# AIM
Work out how many lines in the listing below include the word "page". Give nothing but the number.
⁂
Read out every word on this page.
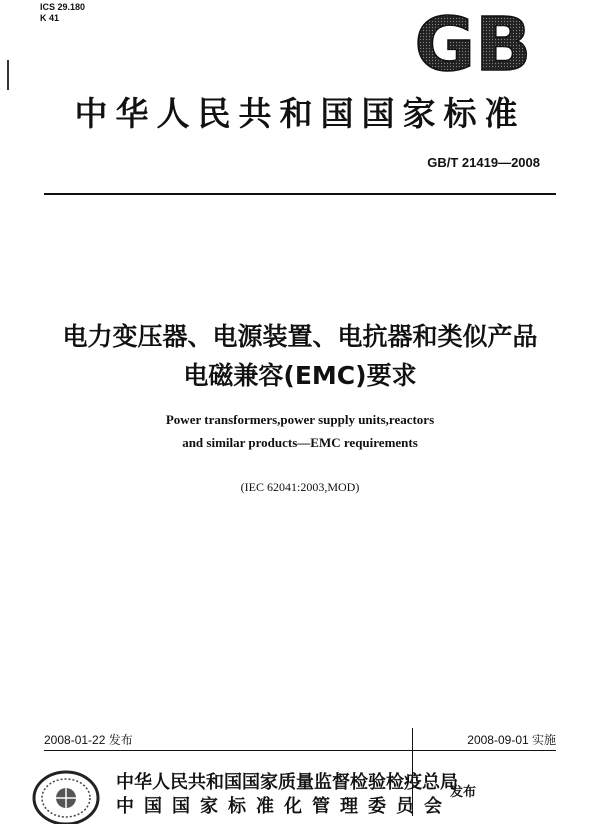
ICS 29.180
K 41	GB
中华人民共和国国家标准
GB/T 21419—2008
电力变压器、电源装置、电抗器和类似产品
电磁兼容(EMC)要求
Power transformers,power supply units,reactors
and similar products—EMC requirements
(IEC 62041:2003,MOD)
2008-01-22 发布	2008-09-01 实施
中华人民共和国国家质量监督检验检疫总局
中国国家标准化管理委员会
发布
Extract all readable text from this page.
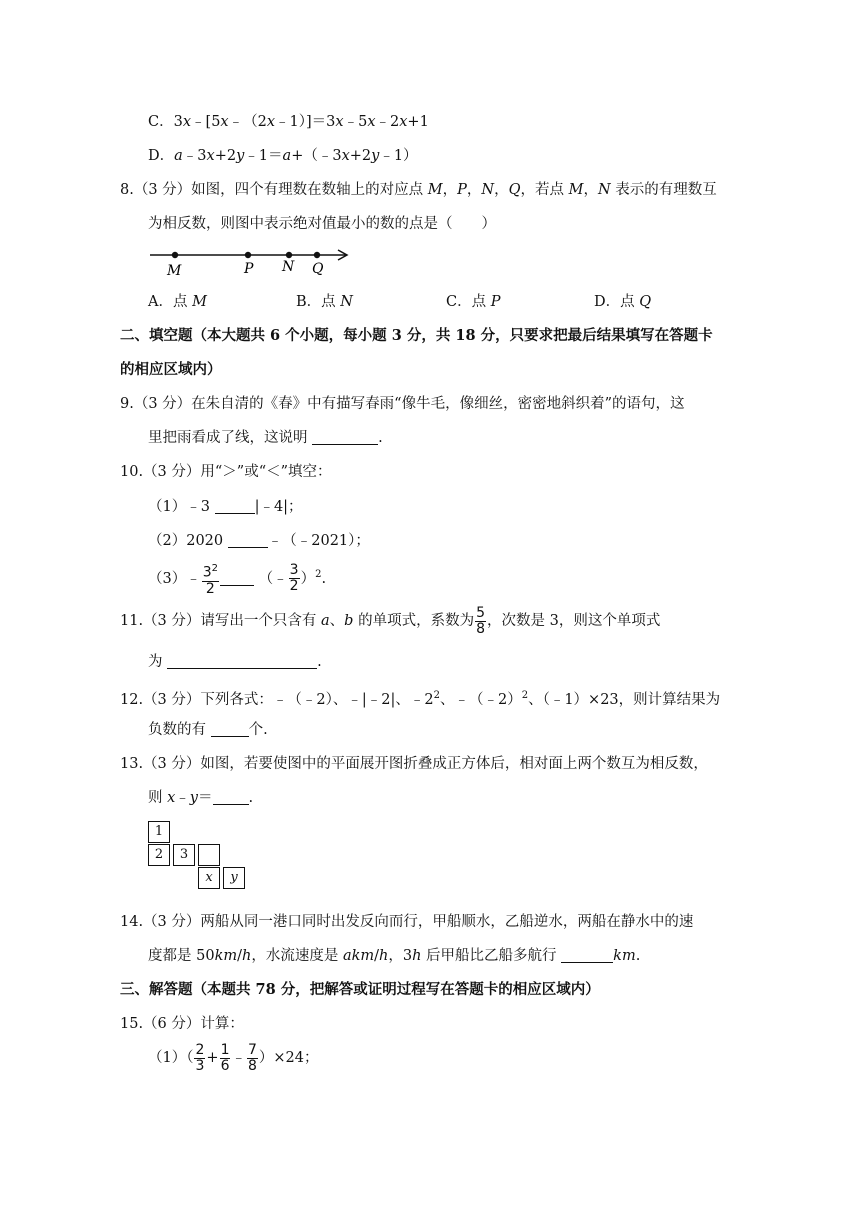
C．3x﹣[5x﹣（2x﹣1）]＝3x﹣5x﹣2x+1
D．a﹣3x+2y﹣1＝a+（﹣3x+2y﹣1）
8.（3 分）如图，四个有理数在数轴上的对应点 M，P，N，Q，若点 M，N 表示的有理数互
为相反数，则图中表示绝对值最小的数的点是（　　）
M	P N Q
A．点 M	B．点 N	C．点 P	D．点 Q
二、填空题（本大题共 6 个小题，每小题 3 分，共 18 分，只要求把最后结果填写在答题卡
的相应区域内）
9.（3 分）在朱自清的《春》中有描写春雨“像牛毛，像细丝，密密地斜织着”的语句，这
里把雨看成了线，这说明	.
10.（3 分）用“＞”或“＜”填空：
（1）﹣3	|﹣4|；
（2）2020	﹣（﹣2021）；
（3）﹣ $\frac{3^2}{2}$	（﹣ $\frac{3}{2} )^2$.
11.（3 分）请写出一个只含有 a、b 的单项式，系数为 $\frac{5}{8}$ ，次数是 3，则这个单项式
为	.
12.（3 分）下列各式：﹣（﹣2）、﹣|﹣2|、$﹣2^2$、﹣（﹣2）$^2$、（﹣1）×23，则计算结果为
负数的有	个.
13.（3 分）如图，若要使图中的平面展开图折叠成正方体后，相对面上两个数互为相反数，
则 x﹣y＝ .
1
2	3
x	y
14.（3 分）两船从同一港口同时出发反向而行，甲船顺水，乙船逆水，两船在静水中的速
度都是 50km/h，水流速度是 akm/h，3h 后甲船比乙船多航行	km.
三、解答题（本题共 78 分，把解答或证明过程写在答题卡的相应区域内）
15.（6 分）计算：
$(1)( \frac{2}{3} + \frac{1}{6}$ ﹣ $\frac{7}{8} )\times 24$；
⁂
# EXERCISE ANSWER
2